Dataset listings of figures

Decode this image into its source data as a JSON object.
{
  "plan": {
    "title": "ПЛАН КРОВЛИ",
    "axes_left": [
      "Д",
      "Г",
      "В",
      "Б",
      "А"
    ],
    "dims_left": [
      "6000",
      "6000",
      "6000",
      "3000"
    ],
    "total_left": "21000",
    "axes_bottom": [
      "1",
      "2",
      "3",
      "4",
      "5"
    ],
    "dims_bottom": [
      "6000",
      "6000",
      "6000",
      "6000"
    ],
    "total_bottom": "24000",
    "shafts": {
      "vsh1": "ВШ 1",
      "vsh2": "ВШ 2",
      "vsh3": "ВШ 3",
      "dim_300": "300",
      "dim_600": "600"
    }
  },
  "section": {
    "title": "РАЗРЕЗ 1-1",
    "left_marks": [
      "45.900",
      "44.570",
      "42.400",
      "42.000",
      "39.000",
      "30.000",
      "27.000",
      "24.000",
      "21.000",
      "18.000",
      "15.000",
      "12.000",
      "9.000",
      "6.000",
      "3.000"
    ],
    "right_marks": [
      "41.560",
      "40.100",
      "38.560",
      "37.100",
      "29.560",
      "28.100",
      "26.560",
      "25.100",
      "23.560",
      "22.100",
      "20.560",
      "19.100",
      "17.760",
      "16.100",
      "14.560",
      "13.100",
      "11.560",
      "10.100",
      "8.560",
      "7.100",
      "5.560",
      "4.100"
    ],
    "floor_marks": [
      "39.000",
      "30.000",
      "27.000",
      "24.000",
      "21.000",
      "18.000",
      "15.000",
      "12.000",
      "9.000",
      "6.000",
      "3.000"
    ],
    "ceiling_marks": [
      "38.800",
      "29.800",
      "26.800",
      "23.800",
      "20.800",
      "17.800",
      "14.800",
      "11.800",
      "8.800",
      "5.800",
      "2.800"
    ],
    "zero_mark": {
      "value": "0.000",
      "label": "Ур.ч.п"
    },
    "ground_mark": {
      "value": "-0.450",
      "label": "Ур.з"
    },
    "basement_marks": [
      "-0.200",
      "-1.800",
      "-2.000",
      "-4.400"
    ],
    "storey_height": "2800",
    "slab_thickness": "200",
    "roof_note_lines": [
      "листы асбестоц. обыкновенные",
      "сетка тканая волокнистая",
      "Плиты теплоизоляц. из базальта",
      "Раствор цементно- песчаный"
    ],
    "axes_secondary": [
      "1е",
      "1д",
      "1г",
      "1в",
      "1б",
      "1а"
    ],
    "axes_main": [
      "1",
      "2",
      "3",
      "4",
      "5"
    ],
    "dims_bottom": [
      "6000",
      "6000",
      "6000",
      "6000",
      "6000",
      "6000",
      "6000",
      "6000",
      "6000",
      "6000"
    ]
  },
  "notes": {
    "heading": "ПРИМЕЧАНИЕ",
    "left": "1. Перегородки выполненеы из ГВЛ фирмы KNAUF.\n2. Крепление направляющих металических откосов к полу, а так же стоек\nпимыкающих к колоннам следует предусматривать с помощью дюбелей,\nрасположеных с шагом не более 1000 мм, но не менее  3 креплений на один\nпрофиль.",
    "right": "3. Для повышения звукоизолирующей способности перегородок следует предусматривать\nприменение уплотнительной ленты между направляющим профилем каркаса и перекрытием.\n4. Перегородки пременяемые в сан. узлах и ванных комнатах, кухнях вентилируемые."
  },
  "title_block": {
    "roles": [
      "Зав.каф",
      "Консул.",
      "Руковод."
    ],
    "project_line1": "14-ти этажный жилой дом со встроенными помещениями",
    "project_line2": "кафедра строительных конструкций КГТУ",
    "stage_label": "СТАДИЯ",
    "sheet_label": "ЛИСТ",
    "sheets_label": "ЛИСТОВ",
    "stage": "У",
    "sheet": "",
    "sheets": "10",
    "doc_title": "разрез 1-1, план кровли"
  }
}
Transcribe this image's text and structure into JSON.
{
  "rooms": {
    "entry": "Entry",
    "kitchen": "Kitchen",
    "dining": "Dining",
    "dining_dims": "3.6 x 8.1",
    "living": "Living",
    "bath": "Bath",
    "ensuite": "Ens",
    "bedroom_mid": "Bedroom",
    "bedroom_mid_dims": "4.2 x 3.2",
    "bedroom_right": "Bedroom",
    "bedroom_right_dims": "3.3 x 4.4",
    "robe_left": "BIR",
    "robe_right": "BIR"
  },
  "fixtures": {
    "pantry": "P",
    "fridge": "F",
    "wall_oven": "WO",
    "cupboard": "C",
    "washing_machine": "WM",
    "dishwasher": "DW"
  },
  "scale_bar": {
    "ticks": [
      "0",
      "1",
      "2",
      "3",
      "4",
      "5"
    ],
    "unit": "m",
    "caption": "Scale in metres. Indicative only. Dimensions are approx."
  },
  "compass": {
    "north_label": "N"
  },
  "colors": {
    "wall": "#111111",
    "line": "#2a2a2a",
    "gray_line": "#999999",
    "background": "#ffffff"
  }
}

Directive ->
Write out the records above again, keeping each one identical to the original.

Answer to the task ->
Decode this image into its source data as a JSON object.
{
  "plan": {
    "title": "ПЛАН КРОВЛИ",
    "axes_left": [
      "Д",
      "Г",
      "В",
      "Б",
      "А"
    ],
    "dims_left": [
      "6000",
      "6000",
      "6000",
      "3000"
    ],
    "total_left": "21000",
    "axes_bottom": [
      "1",
      "2",
      "3",
      "4",
      "5"
    ],
    "dims_bottom": [
      "6000",
      "6000",
      "6000",
      "6000"
    ],
    "total_bottom": "24000",
    "shafts": {
      "vsh1": "ВШ 1",
      "vsh2": "ВШ 2",
      "vsh3": "ВШ 3",
      "dim_300": "300",
      "dim_600": "600"
    }
  },
  "section": {
    "title": "РАЗРЕЗ 1-1",
    "left_marks": [
      "45.900",
      "44.570",
      "42.400",
      "42.000",
      "39.000",
      "30.000",
      "27.000",
      "24.000",
      "21.000",
      "18.000",
      "15.000",
      "12.000",
      "9.000",
      "6.000",
      "3.000"
    ],
    "right_marks": [
      "41.560",
      "40.100",
      "38.560",
      "37.100",
      "29.560",
      "28.100",
      "26.560",
      "25.100",
      "23.560",
      "22.100",
      "20.560",
      "19.100",
      "17.760",
      "16.100",
      "14.560",
      "13.100",
      "11.560",
      "10.100",
      "8.560",
      "7.100",
      "5.560",
      "4.100"
    ],
    "floor_marks": [
      "39.000",
      "30.000",
      "27.000",
      "24.000",
      "21.000",
      "18.000",
      "15.000",
      "12.000",
      "9.000",
      "6.000",
      "3.000"
    ],
    "ceiling_marks": [
      "38.800",
      "29.800",
      "26.800",
      "23.800",
      "20.800",
      "17.800",
      "14.800",
      "11.800",
      "8.800",
      "5.800",
      "2.800"
    ],
    "zero_mark": {
      "value": "0.000",
      "label": "Ур.ч.п"
    },
    "ground_mark": {
      "value": "-0.450",
      "label": "Ур.з"
    },
    "basement_marks": [
      "-0.200",
      "-1.800",
      "-2.000",
      "-4.400"
    ],
    "storey_height": "2800",
    "slab_thickness": "200",
    "roof_note_lines": [
      "листы асбестоц. обыкновенные",
      "сетка тканая волокнистая",
      "Плиты теплоизоляц. из базальта",
      "Раствор цементно- песчаный"
    ],
    "axes_secondary": [
      "1е",
      "1д",
      "1г",
      "1в",
      "1б",
      "1а"
    ],
    "axes_main": [
      "1",
      "2",
      "3",
      "4",
      "5"
    ],
    "dims_bottom": [
      "6000",
      "6000",
      "6000",
      "6000",
      "6000",
      "6000",
      "6000",
      "6000",
      "6000",
      "6000"
    ]
  },
  "notes": {
    "heading": "ПРИМЕЧАНИЕ",
    "left": "1. Перегородки выполненеы из ГВЛ фирмы KNAUF.\n2. Крепление направляющих металических откосов к полу, а так же стоек\nпимыкающих к колоннам следует предусматривать с помощью дюбелей,\nрасположеных с шагом не более 1000 мм, но не менее  3 креплений на один\nпрофиль.",
    "right": "3. Для повышения звукоизолирующей способности перегородок следует предусматривать\nприменение уплотнительной ленты между направляющим профилем каркаса и перекрытием.\n4. Перегородки пременяемые в сан. узлах и ванных комнатах, кухнях вентилируемые."
  },
  "title_block": {
    "roles": [
      "Зав.каф",
      "Консул.",
      "Руковод."
    ],
    "project_line1": "14-ти этажный жилой дом со встроенными помещениями",
    "project_line2": "кафедра строительных конструкций КГТУ",
    "stage_label": "СТАДИЯ",
    "sheet_label": "ЛИСТ",
    "sheets_label": "ЛИСТОВ",
    "stage": "У",
    "sheet": "",
    "sheets": "10",
    "doc_title": "разрез 1-1, план кровли"
  }
}
Transcribe this image's text and structure into JSON.
{
  "rooms": {
    "entry": "Entry",
    "kitchen": "Kitchen",
    "dining": "Dining",
    "dining_dims": "3.6 x 8.1",
    "living": "Living",
    "bath": "Bath",
    "ensuite": "Ens",
    "bedroom_mid": "Bedroom",
    "bedroom_mid_dims": "4.2 x 3.2",
    "bedroom_right": "Bedroom",
    "bedroom_right_dims": "3.3 x 4.4",
    "robe_left": "BIR",
    "robe_right": "BIR"
  },
  "fixtures": {
    "pantry": "P",
    "fridge": "F",
    "wall_oven": "WO",
    "cupboard": "C",
    "washing_machine": "WM",
    "dishwasher": "DW"
  },
  "scale_bar": {
    "ticks": [
      "0",
      "1",
      "2",
      "3",
      "4",
      "5"
    ],
    "unit": "m",
    "caption": "Scale in metres. Indicative only. Dimensions are approx."
  },
  "compass": {
    "north_label": "N"
  },
  "colors": {
    "wall": "#111111",
    "line": "#2a2a2a",
    "gray_line": "#999999",
    "background": "#ffffff"
  }
}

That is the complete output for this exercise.